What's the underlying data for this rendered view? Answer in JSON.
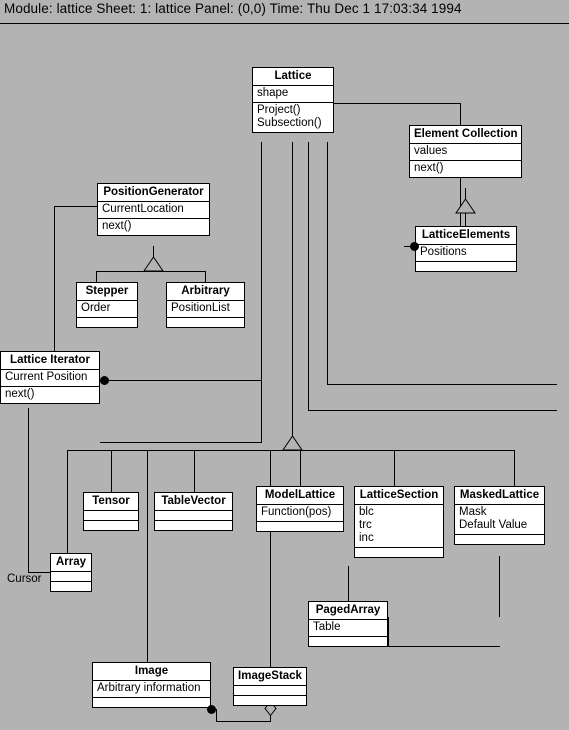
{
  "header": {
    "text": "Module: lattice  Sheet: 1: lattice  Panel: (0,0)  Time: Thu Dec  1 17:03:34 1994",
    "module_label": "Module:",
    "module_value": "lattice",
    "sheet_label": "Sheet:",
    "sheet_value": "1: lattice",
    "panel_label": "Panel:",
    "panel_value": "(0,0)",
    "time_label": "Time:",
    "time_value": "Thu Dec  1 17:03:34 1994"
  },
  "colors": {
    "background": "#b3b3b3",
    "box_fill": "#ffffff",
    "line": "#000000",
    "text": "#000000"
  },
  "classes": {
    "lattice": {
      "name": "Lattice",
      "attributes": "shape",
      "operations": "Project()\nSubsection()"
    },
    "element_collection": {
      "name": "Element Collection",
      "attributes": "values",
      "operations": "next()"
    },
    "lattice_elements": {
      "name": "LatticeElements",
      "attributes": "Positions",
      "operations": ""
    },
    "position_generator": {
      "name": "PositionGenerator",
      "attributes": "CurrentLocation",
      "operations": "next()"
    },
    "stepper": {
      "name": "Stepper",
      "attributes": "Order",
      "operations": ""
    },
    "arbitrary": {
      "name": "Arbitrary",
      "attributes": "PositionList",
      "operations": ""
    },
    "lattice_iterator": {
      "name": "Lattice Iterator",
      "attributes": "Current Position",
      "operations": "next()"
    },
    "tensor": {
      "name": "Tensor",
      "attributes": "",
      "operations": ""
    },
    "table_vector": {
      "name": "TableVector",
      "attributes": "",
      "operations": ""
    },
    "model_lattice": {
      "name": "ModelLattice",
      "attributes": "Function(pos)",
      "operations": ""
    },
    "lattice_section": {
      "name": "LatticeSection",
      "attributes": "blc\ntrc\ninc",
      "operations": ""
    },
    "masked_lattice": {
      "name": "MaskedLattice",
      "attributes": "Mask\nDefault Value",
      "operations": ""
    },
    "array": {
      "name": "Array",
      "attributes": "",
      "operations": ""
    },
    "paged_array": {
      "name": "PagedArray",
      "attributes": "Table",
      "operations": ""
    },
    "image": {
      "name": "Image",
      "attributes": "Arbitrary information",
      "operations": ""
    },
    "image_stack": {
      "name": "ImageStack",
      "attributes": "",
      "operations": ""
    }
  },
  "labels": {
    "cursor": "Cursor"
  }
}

= = =

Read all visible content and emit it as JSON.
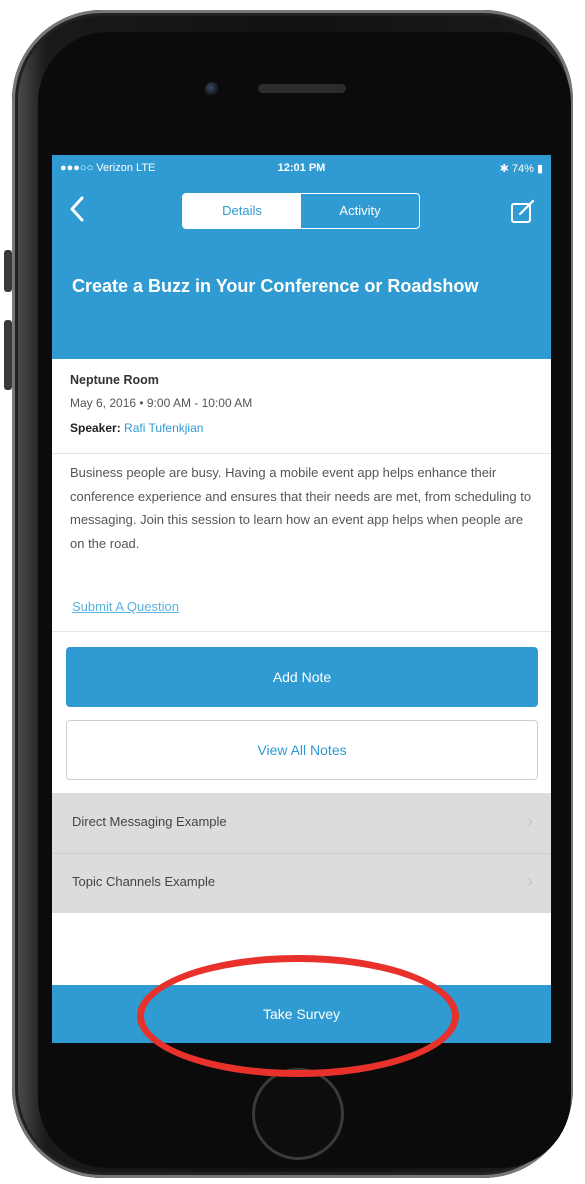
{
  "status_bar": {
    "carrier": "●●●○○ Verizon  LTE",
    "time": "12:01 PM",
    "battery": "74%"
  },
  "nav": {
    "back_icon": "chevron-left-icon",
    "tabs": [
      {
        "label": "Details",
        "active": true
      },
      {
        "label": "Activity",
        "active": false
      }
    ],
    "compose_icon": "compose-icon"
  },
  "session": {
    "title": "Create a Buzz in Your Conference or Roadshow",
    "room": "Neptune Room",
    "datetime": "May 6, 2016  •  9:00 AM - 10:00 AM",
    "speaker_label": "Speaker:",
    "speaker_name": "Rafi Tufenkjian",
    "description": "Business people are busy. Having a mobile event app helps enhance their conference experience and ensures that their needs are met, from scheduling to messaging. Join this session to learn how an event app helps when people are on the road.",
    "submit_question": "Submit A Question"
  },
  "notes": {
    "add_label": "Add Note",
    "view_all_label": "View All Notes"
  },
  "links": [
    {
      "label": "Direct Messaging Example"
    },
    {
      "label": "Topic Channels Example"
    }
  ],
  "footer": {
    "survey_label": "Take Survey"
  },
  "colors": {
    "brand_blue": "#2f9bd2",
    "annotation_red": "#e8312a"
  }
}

= = =

Search the data for the string "JSON". List each line that has it.

What's the underlying data for this rendered view? Answer in JSON.
Read all visible content and emit it as JSON.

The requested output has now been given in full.